Exercise goal: Write out the lines below, from the first one through the line holding "rail-label: Tags [22, 301, 46, 313]", both included.

Start The input

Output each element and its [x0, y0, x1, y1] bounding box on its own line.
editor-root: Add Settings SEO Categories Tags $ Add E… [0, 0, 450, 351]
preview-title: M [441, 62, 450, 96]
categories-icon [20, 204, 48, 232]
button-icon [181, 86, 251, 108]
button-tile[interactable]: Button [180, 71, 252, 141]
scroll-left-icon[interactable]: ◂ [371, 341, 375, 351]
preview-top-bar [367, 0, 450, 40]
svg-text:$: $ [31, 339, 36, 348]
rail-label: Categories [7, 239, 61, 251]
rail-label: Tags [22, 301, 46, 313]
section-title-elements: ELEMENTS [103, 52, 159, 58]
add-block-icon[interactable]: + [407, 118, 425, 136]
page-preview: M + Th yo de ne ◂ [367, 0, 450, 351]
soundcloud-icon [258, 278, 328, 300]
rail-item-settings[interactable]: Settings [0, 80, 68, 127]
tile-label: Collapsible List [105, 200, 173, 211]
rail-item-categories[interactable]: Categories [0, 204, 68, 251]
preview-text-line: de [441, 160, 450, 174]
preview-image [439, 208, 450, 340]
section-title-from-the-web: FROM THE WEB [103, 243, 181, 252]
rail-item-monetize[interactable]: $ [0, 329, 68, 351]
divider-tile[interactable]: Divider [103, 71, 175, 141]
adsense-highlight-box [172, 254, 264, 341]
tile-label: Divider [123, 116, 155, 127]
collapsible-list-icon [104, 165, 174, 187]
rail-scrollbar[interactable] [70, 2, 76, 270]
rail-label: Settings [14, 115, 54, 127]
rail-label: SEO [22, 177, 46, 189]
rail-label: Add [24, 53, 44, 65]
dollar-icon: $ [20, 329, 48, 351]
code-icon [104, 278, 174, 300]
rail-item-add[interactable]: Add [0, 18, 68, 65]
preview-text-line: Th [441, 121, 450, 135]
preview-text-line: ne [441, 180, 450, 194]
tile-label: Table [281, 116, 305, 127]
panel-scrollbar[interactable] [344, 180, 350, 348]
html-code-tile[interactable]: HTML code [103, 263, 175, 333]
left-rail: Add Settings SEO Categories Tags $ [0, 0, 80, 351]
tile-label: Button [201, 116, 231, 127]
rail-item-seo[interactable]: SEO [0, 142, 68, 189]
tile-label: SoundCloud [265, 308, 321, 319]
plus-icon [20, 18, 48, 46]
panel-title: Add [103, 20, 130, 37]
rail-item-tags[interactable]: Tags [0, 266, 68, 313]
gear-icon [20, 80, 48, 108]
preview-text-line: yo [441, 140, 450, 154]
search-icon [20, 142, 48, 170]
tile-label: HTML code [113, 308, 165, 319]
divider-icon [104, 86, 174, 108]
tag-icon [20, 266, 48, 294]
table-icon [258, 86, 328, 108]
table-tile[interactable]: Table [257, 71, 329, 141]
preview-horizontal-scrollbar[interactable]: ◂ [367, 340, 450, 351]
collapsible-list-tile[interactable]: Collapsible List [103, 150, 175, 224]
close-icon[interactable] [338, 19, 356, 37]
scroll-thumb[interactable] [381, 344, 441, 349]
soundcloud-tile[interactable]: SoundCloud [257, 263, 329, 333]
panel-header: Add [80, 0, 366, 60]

End The input

Answer for the task:
Output each element and its [x0, y0, x1, y1] bounding box on its own line.
editor-root: Add Settings SEO Categories Tags $ Add E… [0, 0, 450, 351]
preview-title: M [441, 62, 450, 96]
categories-icon [20, 204, 48, 232]
button-icon [181, 86, 251, 108]
button-tile[interactable]: Button [180, 71, 252, 141]
scroll-left-icon[interactable]: ◂ [371, 341, 375, 351]
preview-top-bar [367, 0, 450, 40]
svg-text:$: $ [31, 339, 36, 348]
rail-label: Categories [7, 239, 61, 251]
rail-label: Tags [22, 301, 46, 313]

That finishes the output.